Everything in the listing except the pictures should be written out exactly.
Start of Extracted material
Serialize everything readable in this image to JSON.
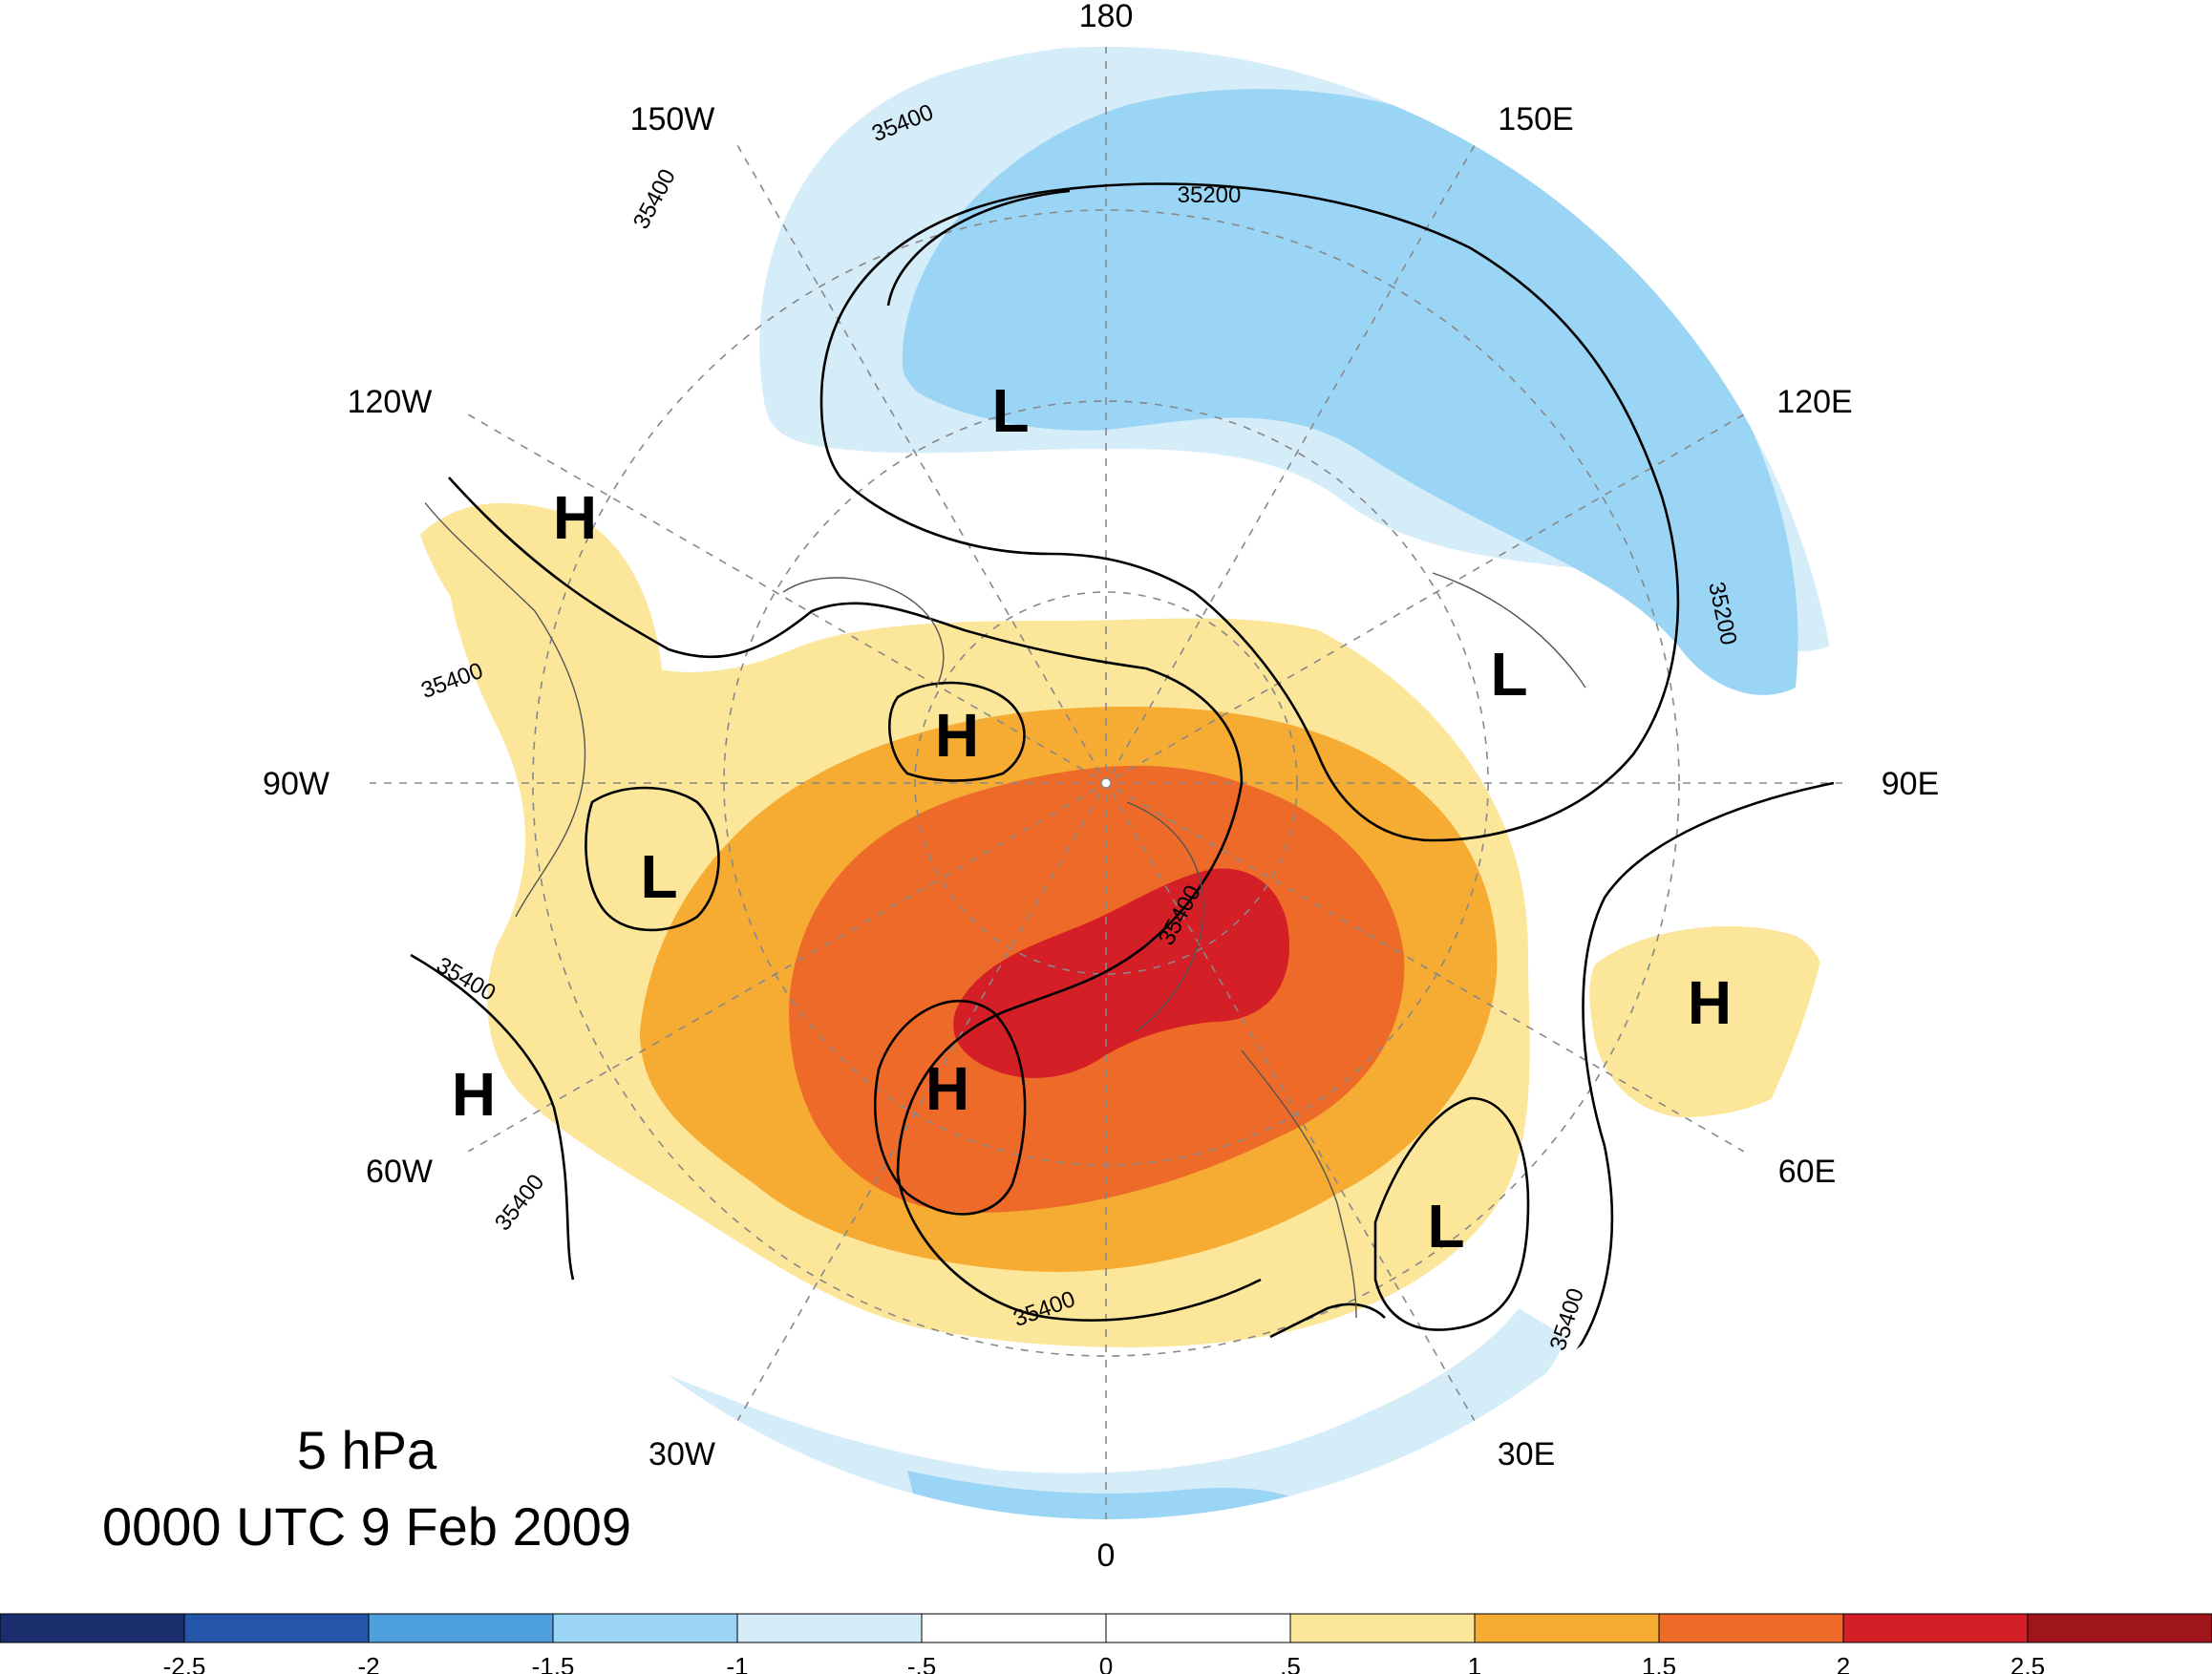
{
  "title": {
    "level": "5 hPa",
    "datetime": "0000 UTC 9 Feb 2009"
  },
  "longitude_labels": [
    "180",
    "150E",
    "120E",
    "90E",
    "60E",
    "30E",
    "0",
    "30W",
    "60W",
    "90W",
    "120W",
    "150W"
  ],
  "pressure_centers": [
    {
      "label": "L",
      "name": "low-north-pacific"
    },
    {
      "label": "L",
      "name": "low-east-siberia"
    },
    {
      "label": "L",
      "name": "low-hudson-bay"
    },
    {
      "label": "L",
      "name": "low-eastern-europe"
    },
    {
      "label": "H",
      "name": "high-western-canada"
    },
    {
      "label": "H",
      "name": "high-canadian-archipelago"
    },
    {
      "label": "H",
      "name": "high-greenland-sea"
    },
    {
      "label": "H",
      "name": "high-western-atlantic"
    },
    {
      "label": "H",
      "name": "high-central-asia"
    }
  ],
  "contour_labels": [
    "35400",
    "35400",
    "35200",
    "35200",
    "35400",
    "35400",
    "35400",
    "35400",
    "35400",
    "35400"
  ],
  "colorbar": {
    "ticks": [
      "-2.5",
      "-2",
      "-1.5",
      "-1",
      "-.5",
      "0",
      ".5",
      "1",
      "1.5",
      "2",
      "2.5"
    ],
    "colors": [
      "#1a2e6e",
      "#2356a8",
      "#4d9fdd",
      "#9bd5f5",
      "#d5ecf9",
      "#ffffff",
      "#ffffff",
      "#fbe69a",
      "#f6ab32",
      "#ee6a29",
      "#d41f26",
      "#a0141c"
    ]
  },
  "colors": {
    "light_blue": "#d5ecf9",
    "mid_blue": "#9bd5f5",
    "light_yellow": "#fbe69a",
    "orange": "#f6ab32",
    "dark_orange": "#ee6a29",
    "red": "#d41f26"
  }
}
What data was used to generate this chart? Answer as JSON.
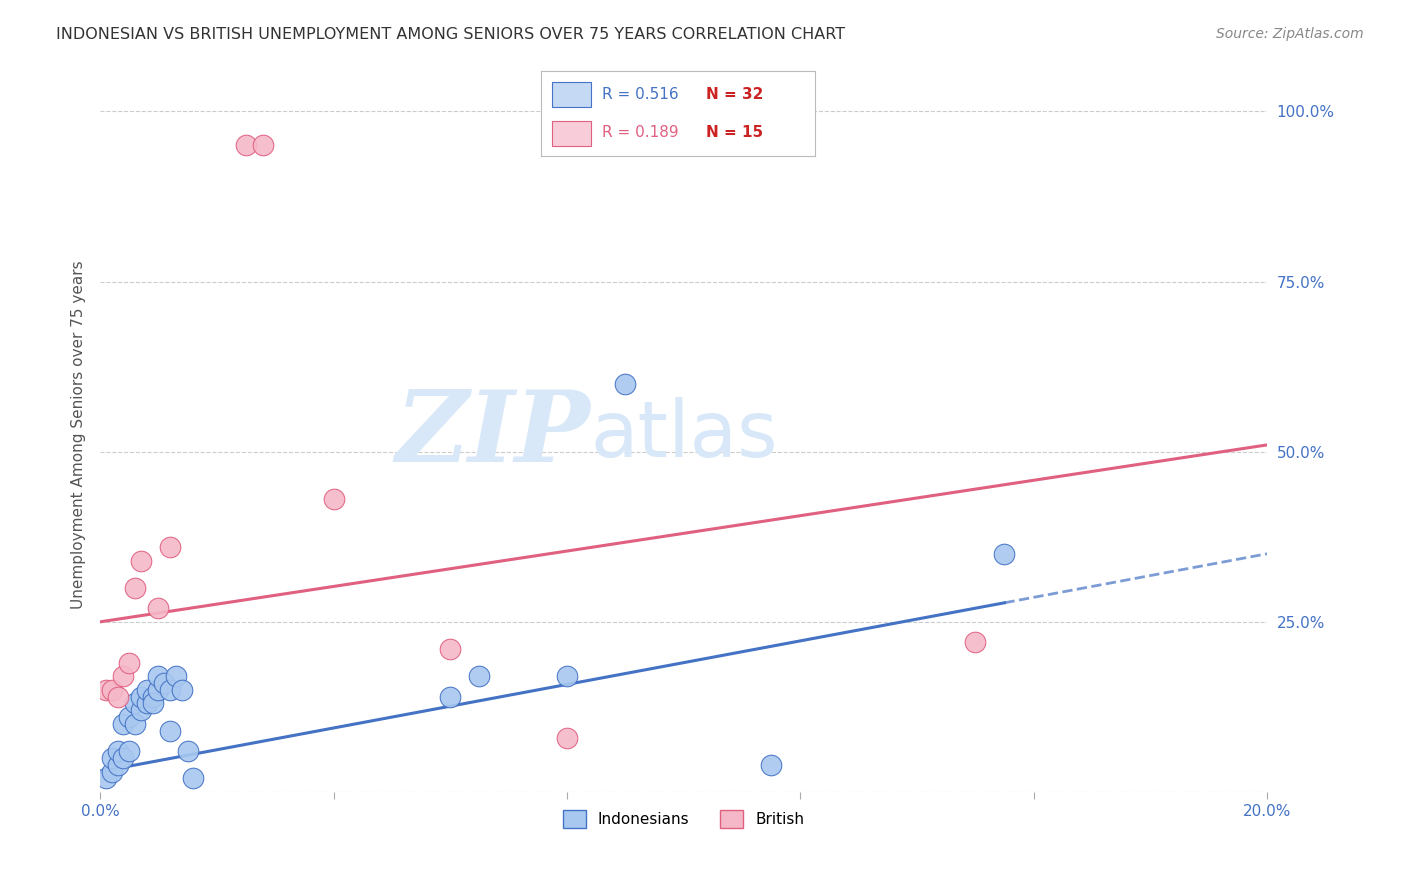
{
  "title": "INDONESIAN VS BRITISH UNEMPLOYMENT AMONG SENIORS OVER 75 YEARS CORRELATION CHART",
  "source": "Source: ZipAtlas.com",
  "xlabel": "",
  "ylabel": "Unemployment Among Seniors over 75 years",
  "xlim": [
    0.0,
    0.2
  ],
  "ylim": [
    0.0,
    1.05
  ],
  "xticks": [
    0.0,
    0.04,
    0.08,
    0.12,
    0.16,
    0.2
  ],
  "xticklabels": [
    "0.0%",
    "",
    "",
    "",
    "",
    "20.0%"
  ],
  "yticks_right": [
    0.0,
    0.25,
    0.5,
    0.75,
    1.0
  ],
  "yticklabels_right": [
    "",
    "25.0%",
    "50.0%",
    "75.0%",
    "100.0%"
  ],
  "indonesian_x": [
    0.001,
    0.002,
    0.002,
    0.003,
    0.003,
    0.004,
    0.004,
    0.005,
    0.005,
    0.006,
    0.006,
    0.007,
    0.007,
    0.008,
    0.008,
    0.009,
    0.009,
    0.01,
    0.01,
    0.011,
    0.012,
    0.012,
    0.013,
    0.014,
    0.015,
    0.016,
    0.06,
    0.065,
    0.08,
    0.09,
    0.115,
    0.155
  ],
  "indonesian_y": [
    0.02,
    0.03,
    0.05,
    0.04,
    0.06,
    0.05,
    0.1,
    0.06,
    0.11,
    0.1,
    0.13,
    0.12,
    0.14,
    0.13,
    0.15,
    0.14,
    0.13,
    0.15,
    0.17,
    0.16,
    0.15,
    0.09,
    0.17,
    0.15,
    0.06,
    0.02,
    0.14,
    0.17,
    0.17,
    0.6,
    0.04,
    0.35
  ],
  "british_x": [
    0.001,
    0.002,
    0.003,
    0.004,
    0.005,
    0.006,
    0.007,
    0.01,
    0.012,
    0.025,
    0.028,
    0.04,
    0.06,
    0.08,
    0.15
  ],
  "british_y": [
    0.15,
    0.15,
    0.14,
    0.17,
    0.19,
    0.3,
    0.34,
    0.27,
    0.36,
    0.95,
    0.95,
    0.43,
    0.21,
    0.08,
    0.22
  ],
  "indo_R": 0.516,
  "indo_N": 32,
  "brit_R": 0.189,
  "brit_N": 15,
  "indo_color": "#a8c8f0",
  "brit_color": "#f5b8c8",
  "indo_line_color": "#4472c4",
  "brit_line_color": "#e06080",
  "indo_trend_start_x": 0.0,
  "indo_trend_end_solid_x": 0.155,
  "indo_trend_end_dashed_x": 0.2,
  "brit_trend_start_x": 0.0,
  "brit_trend_end_x": 0.2,
  "watermark_zip": "ZIP",
  "watermark_atlas": "atlas",
  "watermark_color": "#d8e8f8",
  "grid_color": "#cccccc",
  "title_color": "#333333",
  "axis_color": "#4472c4",
  "legend_box_color_indo": "#c5d9f5",
  "legend_box_color_brit": "#f8ccd8"
}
End of Extracted material
#### [Response]
Serialize everything readable in this image to JSON.
{
  "title": {
    "level": "5 hPa",
    "datetime": "0000 UTC 9 Feb 2009"
  },
  "longitude_labels": [
    "180",
    "150E",
    "120E",
    "90E",
    "60E",
    "30E",
    "0",
    "30W",
    "60W",
    "90W",
    "120W",
    "150W"
  ],
  "pressure_centers": [
    {
      "label": "L",
      "name": "low-north-pacific"
    },
    {
      "label": "L",
      "name": "low-east-siberia"
    },
    {
      "label": "L",
      "name": "low-hudson-bay"
    },
    {
      "label": "L",
      "name": "low-eastern-europe"
    },
    {
      "label": "H",
      "name": "high-western-canada"
    },
    {
      "label": "H",
      "name": "high-canadian-archipelago"
    },
    {
      "label": "H",
      "name": "high-greenland-sea"
    },
    {
      "label": "H",
      "name": "high-western-atlantic"
    },
    {
      "label": "H",
      "name": "high-central-asia"
    }
  ],
  "contour_labels": [
    "35400",
    "35400",
    "35200",
    "35200",
    "35400",
    "35400",
    "35400",
    "35400",
    "35400",
    "35400"
  ],
  "colorbar": {
    "ticks": [
      "-2.5",
      "-2",
      "-1.5",
      "-1",
      "-.5",
      "0",
      ".5",
      "1",
      "1.5",
      "2",
      "2.5"
    ],
    "colors": [
      "#1a2e6e",
      "#2356a8",
      "#4d9fdd",
      "#9bd5f5",
      "#d5ecf9",
      "#ffffff",
      "#ffffff",
      "#fbe69a",
      "#f6ab32",
      "#ee6a29",
      "#d41f26",
      "#a0141c"
    ]
  },
  "colors": {
    "light_blue": "#d5ecf9",
    "mid_blue": "#9bd5f5",
    "light_yellow": "#fbe69a",
    "orange": "#f6ab32",
    "dark_orange": "#ee6a29",
    "red": "#d41f26"
  }
}
What data was used to generate this chart? Answer as JSON.
{
  "title": "INDONESIAN VS BRITISH UNEMPLOYMENT AMONG SENIORS OVER 75 YEARS CORRELATION CHART",
  "source": "Source: ZipAtlas.com",
  "xlabel": "",
  "ylabel": "Unemployment Among Seniors over 75 years",
  "xlim": [
    0.0,
    0.2
  ],
  "ylim": [
    0.0,
    1.05
  ],
  "xticks": [
    0.0,
    0.04,
    0.08,
    0.12,
    0.16,
    0.2
  ],
  "xticklabels": [
    "0.0%",
    "",
    "",
    "",
    "",
    "20.0%"
  ],
  "yticks_right": [
    0.0,
    0.25,
    0.5,
    0.75,
    1.0
  ],
  "yticklabels_right": [
    "",
    "25.0%",
    "50.0%",
    "75.0%",
    "100.0%"
  ],
  "indonesian_x": [
    0.001,
    0.002,
    0.002,
    0.003,
    0.003,
    0.004,
    0.004,
    0.005,
    0.005,
    0.006,
    0.006,
    0.007,
    0.007,
    0.008,
    0.008,
    0.009,
    0.009,
    0.01,
    0.01,
    0.011,
    0.012,
    0.012,
    0.013,
    0.014,
    0.015,
    0.016,
    0.06,
    0.065,
    0.08,
    0.09,
    0.115,
    0.155
  ],
  "indonesian_y": [
    0.02,
    0.03,
    0.05,
    0.04,
    0.06,
    0.05,
    0.1,
    0.06,
    0.11,
    0.1,
    0.13,
    0.12,
    0.14,
    0.13,
    0.15,
    0.14,
    0.13,
    0.15,
    0.17,
    0.16,
    0.15,
    0.09,
    0.17,
    0.15,
    0.06,
    0.02,
    0.14,
    0.17,
    0.17,
    0.6,
    0.04,
    0.35
  ],
  "british_x": [
    0.001,
    0.002,
    0.003,
    0.004,
    0.005,
    0.006,
    0.007,
    0.01,
    0.012,
    0.025,
    0.028,
    0.04,
    0.06,
    0.08,
    0.15
  ],
  "british_y": [
    0.15,
    0.15,
    0.14,
    0.17,
    0.19,
    0.3,
    0.34,
    0.27,
    0.36,
    0.95,
    0.95,
    0.43,
    0.21,
    0.08,
    0.22
  ],
  "indo_R": 0.516,
  "indo_N": 32,
  "brit_R": 0.189,
  "brit_N": 15,
  "indo_color": "#a8c8f0",
  "brit_color": "#f5b8c8",
  "indo_line_color": "#4472c4",
  "brit_line_color": "#e06080",
  "indo_trend_start_x": 0.0,
  "indo_trend_end_solid_x": 0.155,
  "indo_trend_end_dashed_x": 0.2,
  "brit_trend_start_x": 0.0,
  "brit_trend_end_x": 0.2,
  "watermark_zip": "ZIP",
  "watermark_atlas": "atlas",
  "watermark_color": "#d8e8f8",
  "grid_color": "#cccccc",
  "title_color": "#333333",
  "axis_color": "#4472c4",
  "legend_box_color_indo": "#c5d9f5",
  "legend_box_color_brit": "#f8ccd8"
}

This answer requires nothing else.